**Problem to solve:** Output the passage of the mortgage-rates text verbatim, starting with "Think mortgage rates" and going on through "moved any higher.".

Think mortgage rates are high now? Connie Strait remembers when she was starting her career in real estate in the early 1980s and buyers were contending with rates three times higher.
Strait recalled one couple who were actually relieved when they locked in a 30-year fixed-rate mortgage at 19% in September 1981. The couple had told her they were hoping to close on their new home before rates moved any higher.
“They were so delighted to be closing at 19%,” said Strait, who now works at William Raveis Real Estate in Danbury, Connecticut. “They said, ‘We made it in just under the wire, next week it is going to 20%!’”
The following month, in October 1981, the average weekly interest rate for a 30-year, fixed rate loan hit an all-time high of 18.6%, according to Freddie Mac. The average mortgage rate is based on a survey of conventional home purchase loans for borrowers who put 20% down and have excellent credit. But many buyers pay even more.
In late September, the 30-year fixed-rate mortgage rate hit an average of 6.7% . Although it may come as cold comfort to someone who let a 3% rate slip through their fingers just seven months ago, today’s interest rates are, historically speaking, still relatively low.
“Unfortunately, now people don’t remember how Baby Boomers were getting rates of 10%, 12% and higher for most of the 1980s,” Strait said. “Meanwhile, our kids are shocked by 6%.”
Those ultra-high rates made homeownership less affordable in the early 1980s than it is now. By the mid-1980s though, mortgage rates had fallen somewhat, making financing more affordable, even with rates near 10%.
But many things have changed since the 1980s.
Given wage growth, sky-high home prices and rapidly rising interest rates, homes today are the least affordable they have been in 35 years.
Affordability has worsened
Mortgage rates were high in the 1980s, but home prices were a lot less expensive, too.
In October 1981 a typical home cost $70,398. But with mortgage rates averaging 18.45% that month, the $870 monthly payment took up about 55% of the median income at the time, according to Black Knight, a mortgage data company.
By October 1986, rates had dropped to 9.97% and a typical home was $91,488. That brought the monthly payment down to $640, and took up just 30% of the median income.
“If you reduce interest rates by 8.5% that doubles your buying power,” said Andy Walden, vice president of enterprise research at Black Knight.
With the typical home currently costing $434,978, and rates over 6%, the monthly mortgage payment of $2,061 eats up more than 36% of the median monthly income, according to Black Knight.

**Data section:**

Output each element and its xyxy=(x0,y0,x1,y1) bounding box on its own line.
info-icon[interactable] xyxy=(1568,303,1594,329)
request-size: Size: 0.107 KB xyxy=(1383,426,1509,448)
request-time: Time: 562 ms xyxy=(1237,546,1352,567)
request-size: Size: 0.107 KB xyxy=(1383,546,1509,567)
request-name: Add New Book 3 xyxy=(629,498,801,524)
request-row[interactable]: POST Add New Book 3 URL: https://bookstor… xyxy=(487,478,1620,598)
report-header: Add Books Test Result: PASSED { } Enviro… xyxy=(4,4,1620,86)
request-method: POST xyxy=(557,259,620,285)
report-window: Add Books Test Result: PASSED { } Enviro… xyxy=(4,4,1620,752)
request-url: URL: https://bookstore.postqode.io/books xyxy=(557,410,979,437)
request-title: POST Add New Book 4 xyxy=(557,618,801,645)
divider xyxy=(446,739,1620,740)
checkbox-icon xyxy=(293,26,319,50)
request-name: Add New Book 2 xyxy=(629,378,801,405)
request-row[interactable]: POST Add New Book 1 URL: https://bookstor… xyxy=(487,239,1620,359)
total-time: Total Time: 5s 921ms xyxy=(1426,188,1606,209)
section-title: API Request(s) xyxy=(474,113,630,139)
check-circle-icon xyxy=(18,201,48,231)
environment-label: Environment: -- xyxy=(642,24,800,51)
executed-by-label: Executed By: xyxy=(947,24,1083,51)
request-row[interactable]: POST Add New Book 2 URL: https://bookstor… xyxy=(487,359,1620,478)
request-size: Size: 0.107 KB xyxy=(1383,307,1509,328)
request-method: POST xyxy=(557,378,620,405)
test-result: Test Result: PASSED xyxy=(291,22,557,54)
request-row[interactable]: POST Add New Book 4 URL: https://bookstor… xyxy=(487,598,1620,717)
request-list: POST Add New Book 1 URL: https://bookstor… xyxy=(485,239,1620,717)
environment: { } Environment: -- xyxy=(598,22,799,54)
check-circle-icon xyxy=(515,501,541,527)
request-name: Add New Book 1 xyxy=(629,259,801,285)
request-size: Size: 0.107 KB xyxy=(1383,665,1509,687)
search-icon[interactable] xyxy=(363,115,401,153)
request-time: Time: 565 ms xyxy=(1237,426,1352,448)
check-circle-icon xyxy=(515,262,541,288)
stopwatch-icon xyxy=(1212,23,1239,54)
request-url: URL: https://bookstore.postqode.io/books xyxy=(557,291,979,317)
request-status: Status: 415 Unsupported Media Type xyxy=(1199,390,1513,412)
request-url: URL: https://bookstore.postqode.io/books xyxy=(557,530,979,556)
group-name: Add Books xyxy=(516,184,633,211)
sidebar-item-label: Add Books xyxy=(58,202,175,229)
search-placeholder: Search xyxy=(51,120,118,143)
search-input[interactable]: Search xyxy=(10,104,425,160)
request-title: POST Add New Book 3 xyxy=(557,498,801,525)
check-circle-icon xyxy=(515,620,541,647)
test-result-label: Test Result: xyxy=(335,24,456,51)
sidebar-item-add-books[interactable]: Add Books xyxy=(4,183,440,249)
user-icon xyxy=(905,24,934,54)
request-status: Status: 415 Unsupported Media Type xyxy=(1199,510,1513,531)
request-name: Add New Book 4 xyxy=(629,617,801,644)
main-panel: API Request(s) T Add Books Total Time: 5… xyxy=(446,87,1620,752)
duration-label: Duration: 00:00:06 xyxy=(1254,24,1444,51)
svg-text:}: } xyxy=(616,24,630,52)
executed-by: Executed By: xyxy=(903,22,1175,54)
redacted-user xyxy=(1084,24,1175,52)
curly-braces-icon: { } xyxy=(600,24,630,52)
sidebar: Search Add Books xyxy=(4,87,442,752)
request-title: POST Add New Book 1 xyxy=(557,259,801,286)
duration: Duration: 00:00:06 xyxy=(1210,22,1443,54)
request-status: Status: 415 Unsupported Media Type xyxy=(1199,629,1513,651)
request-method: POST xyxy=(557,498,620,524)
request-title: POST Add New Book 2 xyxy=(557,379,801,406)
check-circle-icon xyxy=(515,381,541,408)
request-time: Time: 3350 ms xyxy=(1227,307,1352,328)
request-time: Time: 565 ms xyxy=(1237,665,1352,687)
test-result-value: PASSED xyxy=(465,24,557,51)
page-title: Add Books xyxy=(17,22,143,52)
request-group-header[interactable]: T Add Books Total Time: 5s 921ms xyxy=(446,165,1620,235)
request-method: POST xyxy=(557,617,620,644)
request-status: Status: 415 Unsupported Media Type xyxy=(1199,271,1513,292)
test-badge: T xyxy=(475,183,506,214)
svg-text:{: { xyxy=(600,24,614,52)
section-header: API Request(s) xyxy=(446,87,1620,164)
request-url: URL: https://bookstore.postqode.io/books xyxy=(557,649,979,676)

**Solution to the exercise:**
Think mortgage rates are high now? Connie Strait remembers when she was starting her career in real estate in the early 1980s and buyers were contending with rates three times higher.
Strait recalled one couple who were actually relieved when they locked in a 30-year fixed-rate mortgage at 19% in September 1981. The couple had told her they were hoping to close on their new home before rates moved any higher.